begin Records for this exercise

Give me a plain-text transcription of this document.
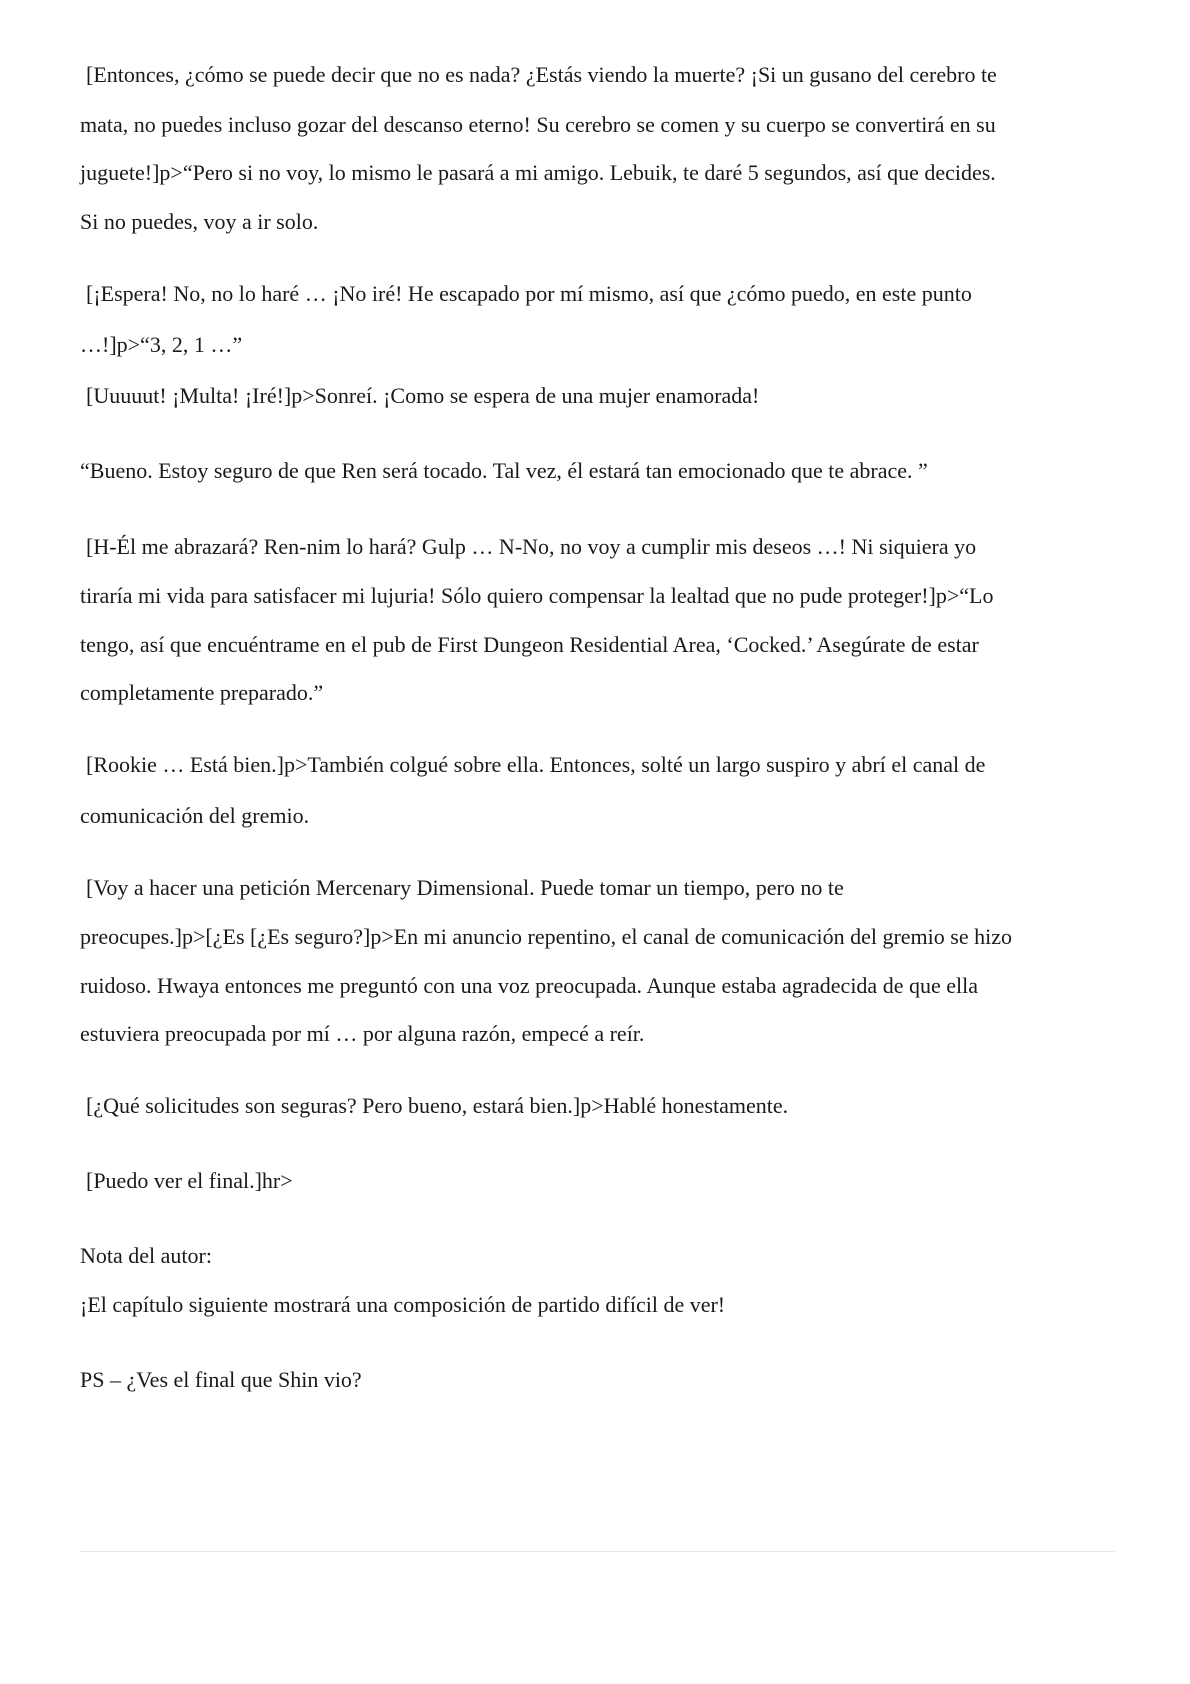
[Entonces, ¿cómo se puede decir que no es nada? ¿Estás viendo la muerte? ¡Si un gusano del cerebro te
mata, no puedes incluso gozar del descanso eterno! Su cerebro se comen y su cuerpo se convertirá en su
juguete!]p>“Pero si no voy, lo mismo le pasará a mi amigo. Lebuik, te daré 5 segundos, así que decides.
Si no puedes, voy a ir solo.
[¡Espera! No, no lo haré … ¡No iré! He escapado por mí mismo, así que ¿cómo puedo, en este punto
…!]p>“3, 2, 1 …”
[Uuuuut! ¡Multa! ¡Iré!]p>Sonreí. ¡Como se espera de una mujer enamorada!
“Bueno. Estoy seguro de que Ren será tocado. Tal vez, él estará tan emocionado que te abrace. ”
[H-Él me abrazará? Ren-nim lo hará? Gulp … N-No, no voy a cumplir mis deseos …! Ni siquiera yo
tiraría mi vida para satisfacer mi lujuria! Sólo quiero compensar la lealtad que no pude proteger!]p>“Lo
tengo, así que encuéntrame en el pub de First Dungeon Residential Area, ‘Cocked.’ Asegúrate de estar
completamente preparado.”
[Rookie … Está bien.]p>También colgué sobre ella. Entonces, solté un largo suspiro y abrí el canal de
comunicación del gremio.
[Voy a hacer una petición Mercenary Dimensional. Puede tomar un tiempo, pero no te
preocupes.]p>[¿Es [¿Es seguro?]p>En mi anuncio repentino, el canal de comunicación del gremio se hizo
ruidoso. Hwaya entonces me preguntó con una voz preocupada. Aunque estaba agradecida de que ella
estuviera preocupada por mí … por alguna razón, empecé a reír.
[¿Qué solicitudes son seguras? Pero bueno, estará bien.]p>Hablé honestamente.
[Puedo ver el final.]hr>
Nota del autor:
¡El capítulo siguiente mostrará una composición de partido difícil de ver!
PS – ¿Ves el final que Shin vio?
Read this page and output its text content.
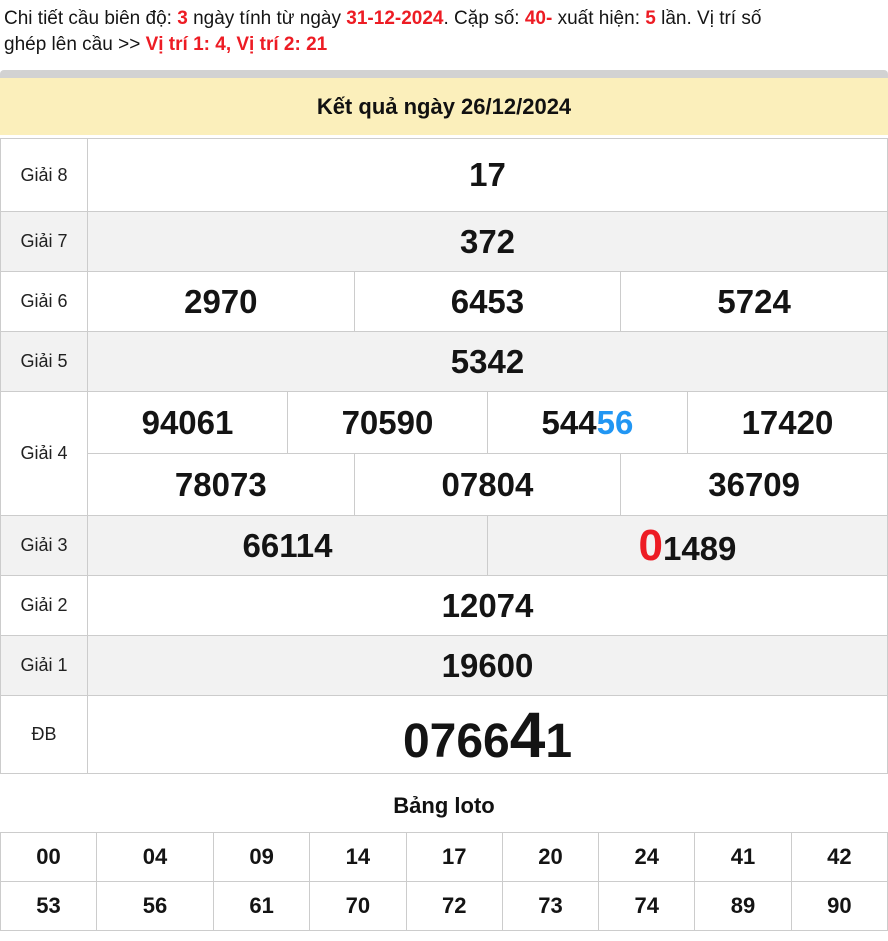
Chi tiết cầu biên độ: 3 ngày tính từ ngày 31-12-2024. Cặp số: 40- xuất hiện: 5 lần. Vị trí số
ghép lên cầu >> Vị trí 1: 4, Vị trí 2: 21
Kết quả ngày 26/12/2024
Giải 8	17					
Giải 7	372					
Giải 6	2970		6453		5724	
Giải 5	5342					
Giải 4	94061	70590		54456		17420
	78073		07804		36709	
Giải 3	66114			01489		
Giải 2	12074					
Giải 1	19600					
ĐB	076641					
Bảng loto
00	04	09	14	17	20	24	41	42
53	56	61	70	72	73	74	89	90
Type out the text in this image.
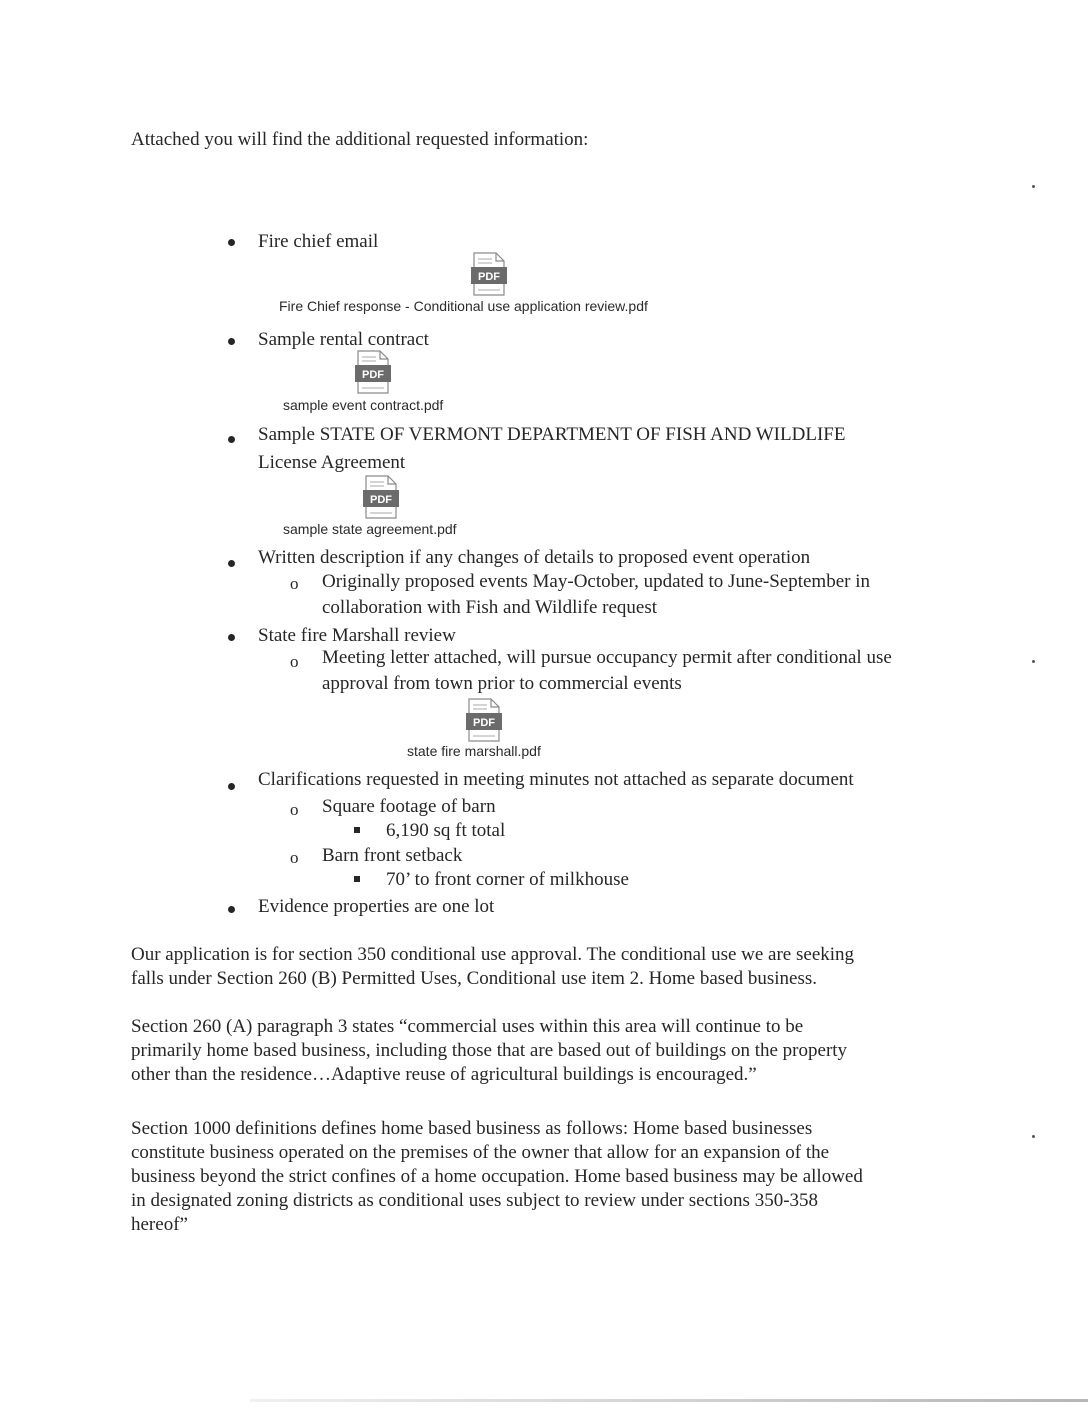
Attached you will find the additional requested information:
Fire chief email
PDF
Fire Chief response - Conditional use application review.pdf
Sample rental contract
PDF
sample event contract.pdf
Sample STATE OF VERMONT DEPARTMENT OF FISH AND WILDLIFE
License Agreement
PDF
sample state agreement.pdf
Written description if any changes of details to proposed event operation
o Originally proposed events May-October, updated to June-September in
collaboration with Fish and Wildlife request
State fire Marshall review
o Meeting letter attached, will pursue occupancy permit after conditional use
approval from town prior to commercial events
PDF
state fire marshall.pdf
Clarifications requested in meeting minutes not attached as separate document
o Square footage of barn
6,190 sq ft total
o Barn front setback
70’ to front corner of milkhouse
Evidence properties are one lot
Our application is for section 350 conditional use approval. The conditional use we are seeking
falls under Section 260 (B) Permitted Uses, Conditional use item 2. Home based business.
Section 260 (A) paragraph 3 states “commercial uses within this area will continue to be
primarily home based business, including those that are based out of buildings on the property
other than the residence…Adaptive reuse of agricultural buildings is encouraged.”
Section 1000 definitions defines home based business as follows: Home based businesses
constitute business operated on the premises of the owner that allow for an expansion of the
business beyond the strict confines of a home occupation. Home based business may be allowed
in designated zoning districts as conditional uses subject to review under sections 350-358
hereof”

end Records for this exercise

**Task to complete:**
Reproduce the material word for word. Any pictures should be left out of the copy.

**Solution to the exercise:**
Give me a plain-text transcription of this document.
[Entonces, ¿cómo se puede decir que no es nada? ¿Estás viendo la muerte? ¡Si un gusano del cerebro te
mata, no puedes incluso gozar del descanso eterno! Su cerebro se comen y su cuerpo se convertirá en su
juguete!]p>“Pero si no voy, lo mismo le pasará a mi amigo. Lebuik, te daré 5 segundos, así que decides.
Si no puedes, voy a ir solo.
[¡Espera! No, no lo haré … ¡No iré! He escapado por mí mismo, así que ¿cómo puedo, en este punto
…!]p>“3, 2, 1 …”
[Uuuuut! ¡Multa! ¡Iré!]p>Sonreí. ¡Como se espera de una mujer enamorada!
“Bueno. Estoy seguro de que Ren será tocado. Tal vez, él estará tan emocionado que te abrace. ”
[H-Él me abrazará? Ren-nim lo hará? Gulp … N-No, no voy a cumplir mis deseos …! Ni siquiera yo
tiraría mi vida para satisfacer mi lujuria! Sólo quiero compensar la lealtad que no pude proteger!]p>“Lo
tengo, así que encuéntrame en el pub de First Dungeon Residential Area, ‘Cocked.’ Asegúrate de estar
completamente preparado.”
[Rookie … Está bien.]p>También colgué sobre ella. Entonces, solté un largo suspiro y abrí el canal de
comunicación del gremio.
[Voy a hacer una petición Mercenary Dimensional. Puede tomar un tiempo, pero no te
preocupes.]p>[¿Es [¿Es seguro?]p>En mi anuncio repentino, el canal de comunicación del gremio se hizo
ruidoso. Hwaya entonces me preguntó con una voz preocupada. Aunque estaba agradecida de que ella
estuviera preocupada por mí … por alguna razón, empecé a reír.
[¿Qué solicitudes son seguras? Pero bueno, estará bien.]p>Hablé honestamente.
[Puedo ver el final.]hr>
Nota del autor:
¡El capítulo siguiente mostrará una composición de partido difícil de ver!
PS – ¿Ves el final que Shin vio?
Read this page and output its text content.
Chi tiết cầu biên độ: 3 ngày tính từ ngày 31-12-2024. Cặp số: 40- xuất hiện: 5 lần. Vị trí số
ghép lên cầu >> Vị trí 1: 4, Vị trí 2: 21
Kết quả ngày 26/12/2024
Giải 8	17					
Giải 7	372					
Giải 6	2970		6453		5724	
Giải 5	5342					
Giải 4	94061	70590		54456		17420
	78073		07804		36709	
Giải 3	66114			01489		
Giải 2	12074					
Giải 1	19600					
ĐB	076641					
Bảng loto
00	04	09	14	17	20	24	41	42
53	56	61	70	72	73	74	89	90
Type out the text in this image.
Attached you will find the additional requested information:
Fire chief email
PDF
Fire Chief response - Conditional use application review.pdf
Sample rental contract
PDF
sample event contract.pdf
Sample STATE OF VERMONT DEPARTMENT OF FISH AND WILDLIFE
License Agreement
PDF
sample state agreement.pdf
Written description if any changes of details to proposed event operation
o Originally proposed events May-October, updated to June-September in
collaboration with Fish and Wildlife request
State fire Marshall review
o Meeting letter attached, will pursue occupancy permit after conditional use
approval from town prior to commercial events
PDF
state fire marshall.pdf
Clarifications requested in meeting minutes not attached as separate document
o Square footage of barn
6,190 sq ft total
o Barn front setback
70’ to front corner of milkhouse
Evidence properties are one lot
Our application is for section 350 conditional use approval. The conditional use we are seeking
falls under Section 260 (B) Permitted Uses, Conditional use item 2. Home based business.
Section 260 (A) paragraph 3 states “commercial uses within this area will continue to be
primarily home based business, including those that are based out of buildings on the property
other than the residence…Adaptive reuse of agricultural buildings is encouraged.”
Section 1000 definitions defines home based business as follows: Home based businesses
constitute business operated on the premises of the owner that allow for an expansion of the
business beyond the strict confines of a home occupation. Home based business may be allowed
in designated zoning districts as conditional uses subject to review under sections 350-358
hereof”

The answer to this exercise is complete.